**WORK TO BE COMPLETED**
Your task is to extract every entry that follows word for word while excluding the pictures.

**MATERIAL FOR THE TASK**
----
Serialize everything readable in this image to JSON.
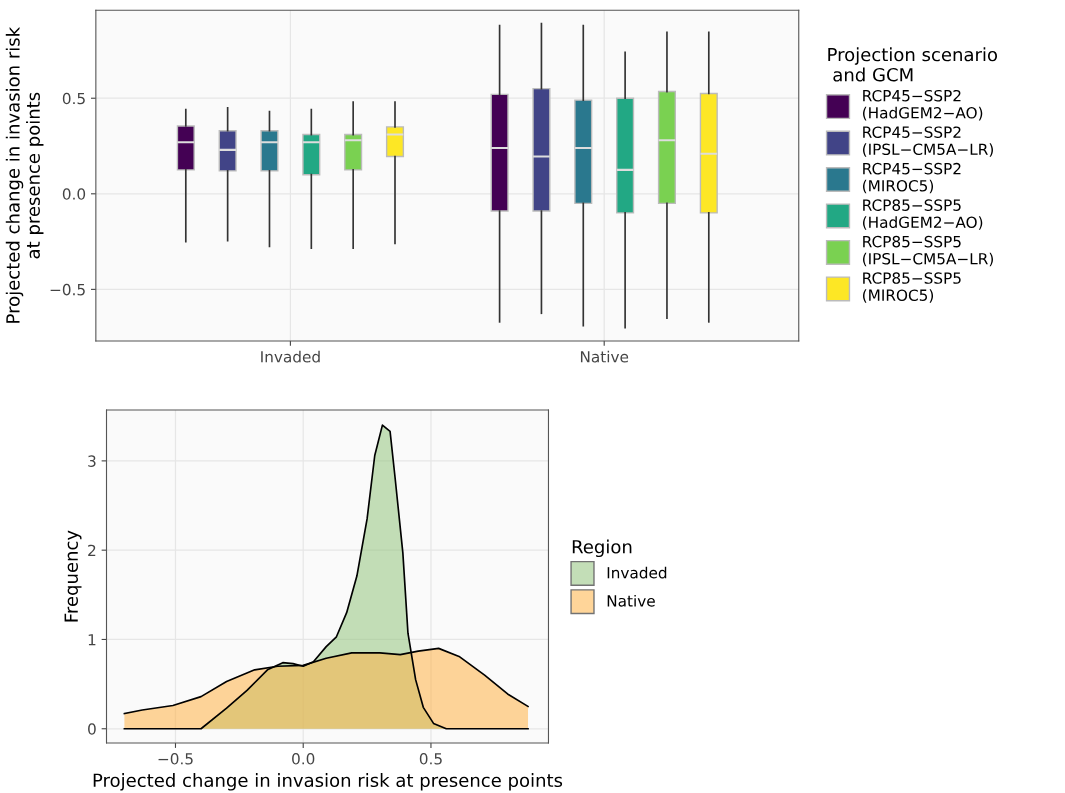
{
  "chart_data": [
    {
      "type": "box",
      "ylabel": "Projected change in invasion risk\nat presence points",
      "legend_title": "Projection scenario\n and GCM",
      "categories": [
        "Invaded",
        "Native"
      ],
      "ylim": [
        -0.77,
        0.96
      ],
      "yticks": [
        {
          "value": -0.5,
          "label": "−0.5"
        },
        {
          "value": 0,
          "label": "0.0"
        },
        0.5
      ],
      "grid": true,
      "legend": "right",
      "series": [
        {
          "name": "RCP45−SSP2\n(HadGEM2−AO)",
          "color": "#440154",
          "boxes": [
            {
              "low": -0.25,
              "q1": 0.125,
              "median": 0.27,
              "q3": 0.355,
              "high": 0.44
            },
            {
              "low": -0.67,
              "q1": -0.09,
              "median": 0.24,
              "q3": 0.52,
              "high": 0.88
            }
          ]
        },
        {
          "name": "RCP45−SSP2\n(IPSL−CM5A−LR)",
          "color": "#414487",
          "boxes": [
            {
              "low": -0.245,
              "q1": 0.12,
              "median": 0.23,
              "q3": 0.33,
              "high": 0.45
            },
            {
              "low": -0.625,
              "q1": -0.09,
              "median": 0.195,
              "q3": 0.55,
              "high": 0.89
            }
          ]
        },
        {
          "name": "RCP45−SSP2\n(MIROC5)",
          "color": "#2a788e",
          "boxes": [
            {
              "low": -0.275,
              "q1": 0.12,
              "median": 0.27,
              "q3": 0.33,
              "high": 0.43
            },
            {
              "low": -0.69,
              "q1": -0.05,
              "median": 0.24,
              "q3": 0.49,
              "high": 0.88
            }
          ]
        },
        {
          "name": "RCP85−SSP5\n(HadGEM2−AO)",
          "color": "#22a884",
          "boxes": [
            {
              "low": -0.285,
              "q1": 0.1,
              "median": 0.27,
              "q3": 0.31,
              "high": 0.44
            },
            {
              "low": -0.7,
              "q1": -0.1,
              "median": 0.125,
              "q3": 0.5,
              "high": 0.74
            }
          ]
        },
        {
          "name": "RCP85−SSP5\n(IPSL−CM5A−LR)",
          "color": "#7ad151",
          "boxes": [
            {
              "low": -0.285,
              "q1": 0.125,
              "median": 0.28,
              "q3": 0.31,
              "high": 0.48
            },
            {
              "low": -0.65,
              "q1": -0.05,
              "median": 0.28,
              "q3": 0.535,
              "high": 0.845
            }
          ]
        },
        {
          "name": "RCP85−SSP5\n(MIROC5)",
          "color": "#fde725",
          "boxes": [
            {
              "low": -0.26,
              "q1": 0.195,
              "median": 0.31,
              "q3": 0.35,
              "high": 0.48
            },
            {
              "low": -0.67,
              "q1": -0.1,
              "median": 0.21,
              "q3": 0.525,
              "high": 0.845
            }
          ]
        }
      ]
    },
    {
      "type": "area",
      "xlabel": "Projected change in invasion risk at presence points",
      "ylabel": "Frequency",
      "legend_title": "Region",
      "xlim": [
        -0.77,
        0.96
      ],
      "ylim": [
        -0.16,
        3.57
      ],
      "xticks": [
        {
          "value": -0.5,
          "label": "−0.5"
        },
        {
          "value": 0,
          "label": "0.0"
        },
        0.5
      ],
      "yticks": [
        0,
        1,
        2,
        3
      ],
      "grid": true,
      "legend": "right",
      "series": [
        {
          "name": "Invaded",
          "color": "#93c47d",
          "x": [
            -0.7,
            -0.4,
            -0.3,
            -0.22,
            -0.14,
            -0.08,
            -0.04,
            0,
            0.04,
            0.09,
            0.13,
            0.17,
            0.21,
            0.25,
            0.28,
            0.31,
            0.34,
            0.36,
            0.39,
            0.41,
            0.44,
            0.47,
            0.51,
            0.56,
            0.88
          ],
          "values": [
            0,
            0,
            0.23,
            0.43,
            0.66,
            0.74,
            0.73,
            0.7,
            0.75,
            0.92,
            1.03,
            1.3,
            1.71,
            2.35,
            3.06,
            3.4,
            3.33,
            2.8,
            1.97,
            1.07,
            0.55,
            0.24,
            0.06,
            0,
            0
          ]
        },
        {
          "name": "Native",
          "color": "#ffb347",
          "x": [
            -0.7,
            -0.63,
            -0.51,
            -0.4,
            -0.3,
            -0.19,
            -0.1,
            0,
            0.09,
            0.19,
            0.3,
            0.38,
            0.45,
            0.53,
            0.61,
            0.71,
            0.8,
            0.88
          ],
          "values": [
            0.17,
            0.21,
            0.26,
            0.36,
            0.53,
            0.66,
            0.7,
            0.71,
            0.79,
            0.85,
            0.85,
            0.83,
            0.87,
            0.9,
            0.81,
            0.6,
            0.39,
            0.25
          ]
        }
      ]
    }
  ]
}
----
**WRITTEN SOLUTION**
Serialize everything readable in this image to JSON.
{
  "chart_data": [
    {
      "type": "box",
      "ylabel": "Projected change in invasion risk\nat presence points",
      "legend_title": "Projection scenario\n and GCM",
      "categories": [
        "Invaded",
        "Native"
      ],
      "ylim": [
        -0.77,
        0.96
      ],
      "yticks": [
        {
          "value": -0.5,
          "label": "−0.5"
        },
        {
          "value": 0,
          "label": "0.0"
        },
        0.5
      ],
      "grid": true,
      "legend": "right",
      "series": [
        {
          "name": "RCP45−SSP2\n(HadGEM2−AO)",
          "color": "#440154",
          "boxes": [
            {
              "low": -0.25,
              "q1": 0.125,
              "median": 0.27,
              "q3": 0.355,
              "high": 0.44
            },
            {
              "low": -0.67,
              "q1": -0.09,
              "median": 0.24,
              "q3": 0.52,
              "high": 0.88
            }
          ]
        },
        {
          "name": "RCP45−SSP2\n(IPSL−CM5A−LR)",
          "color": "#414487",
          "boxes": [
            {
              "low": -0.245,
              "q1": 0.12,
              "median": 0.23,
              "q3": 0.33,
              "high": 0.45
            },
            {
              "low": -0.625,
              "q1": -0.09,
              "median": 0.195,
              "q3": 0.55,
              "high": 0.89
            }
          ]
        },
        {
          "name": "RCP45−SSP2\n(MIROC5)",
          "color": "#2a788e",
          "boxes": [
            {
              "low": -0.275,
              "q1": 0.12,
              "median": 0.27,
              "q3": 0.33,
              "high": 0.43
            },
            {
              "low": -0.69,
              "q1": -0.05,
              "median": 0.24,
              "q3": 0.49,
              "high": 0.88
            }
          ]
        },
        {
          "name": "RCP85−SSP5\n(HadGEM2−AO)",
          "color": "#22a884",
          "boxes": [
            {
              "low": -0.285,
              "q1": 0.1,
              "median": 0.27,
              "q3": 0.31,
              "high": 0.44
            },
            {
              "low": -0.7,
              "q1": -0.1,
              "median": 0.125,
              "q3": 0.5,
              "high": 0.74
            }
          ]
        },
        {
          "name": "RCP85−SSP5\n(IPSL−CM5A−LR)",
          "color": "#7ad151",
          "boxes": [
            {
              "low": -0.285,
              "q1": 0.125,
              "median": 0.28,
              "q3": 0.31,
              "high": 0.48
            },
            {
              "low": -0.65,
              "q1": -0.05,
              "median": 0.28,
              "q3": 0.535,
              "high": 0.845
            }
          ]
        },
        {
          "name": "RCP85−SSP5\n(MIROC5)",
          "color": "#fde725",
          "boxes": [
            {
              "low": -0.26,
              "q1": 0.195,
              "median": 0.31,
              "q3": 0.35,
              "high": 0.48
            },
            {
              "low": -0.67,
              "q1": -0.1,
              "median": 0.21,
              "q3": 0.525,
              "high": 0.845
            }
          ]
        }
      ]
    },
    {
      "type": "area",
      "xlabel": "Projected change in invasion risk at presence points",
      "ylabel": "Frequency",
      "legend_title": "Region",
      "xlim": [
        -0.77,
        0.96
      ],
      "ylim": [
        -0.16,
        3.57
      ],
      "xticks": [
        {
          "value": -0.5,
          "label": "−0.5"
        },
        {
          "value": 0,
          "label": "0.0"
        },
        0.5
      ],
      "yticks": [
        0,
        1,
        2,
        3
      ],
      "grid": true,
      "legend": "right",
      "series": [
        {
          "name": "Invaded",
          "color": "#93c47d",
          "x": [
            -0.7,
            -0.4,
            -0.3,
            -0.22,
            -0.14,
            -0.08,
            -0.04,
            0,
            0.04,
            0.09,
            0.13,
            0.17,
            0.21,
            0.25,
            0.28,
            0.31,
            0.34,
            0.36,
            0.39,
            0.41,
            0.44,
            0.47,
            0.51,
            0.56,
            0.88
          ],
          "values": [
            0,
            0,
            0.23,
            0.43,
            0.66,
            0.74,
            0.73,
            0.7,
            0.75,
            0.92,
            1.03,
            1.3,
            1.71,
            2.35,
            3.06,
            3.4,
            3.33,
            2.8,
            1.97,
            1.07,
            0.55,
            0.24,
            0.06,
            0,
            0
          ]
        },
        {
          "name": "Native",
          "color": "#ffb347",
          "x": [
            -0.7,
            -0.63,
            -0.51,
            -0.4,
            -0.3,
            -0.19,
            -0.1,
            0,
            0.09,
            0.19,
            0.3,
            0.38,
            0.45,
            0.53,
            0.61,
            0.71,
            0.8,
            0.88
          ],
          "values": [
            0.17,
            0.21,
            0.26,
            0.36,
            0.53,
            0.66,
            0.7,
            0.71,
            0.79,
            0.85,
            0.85,
            0.83,
            0.87,
            0.9,
            0.81,
            0.6,
            0.39,
            0.25
          ]
        }
      ]
    }
  ]
}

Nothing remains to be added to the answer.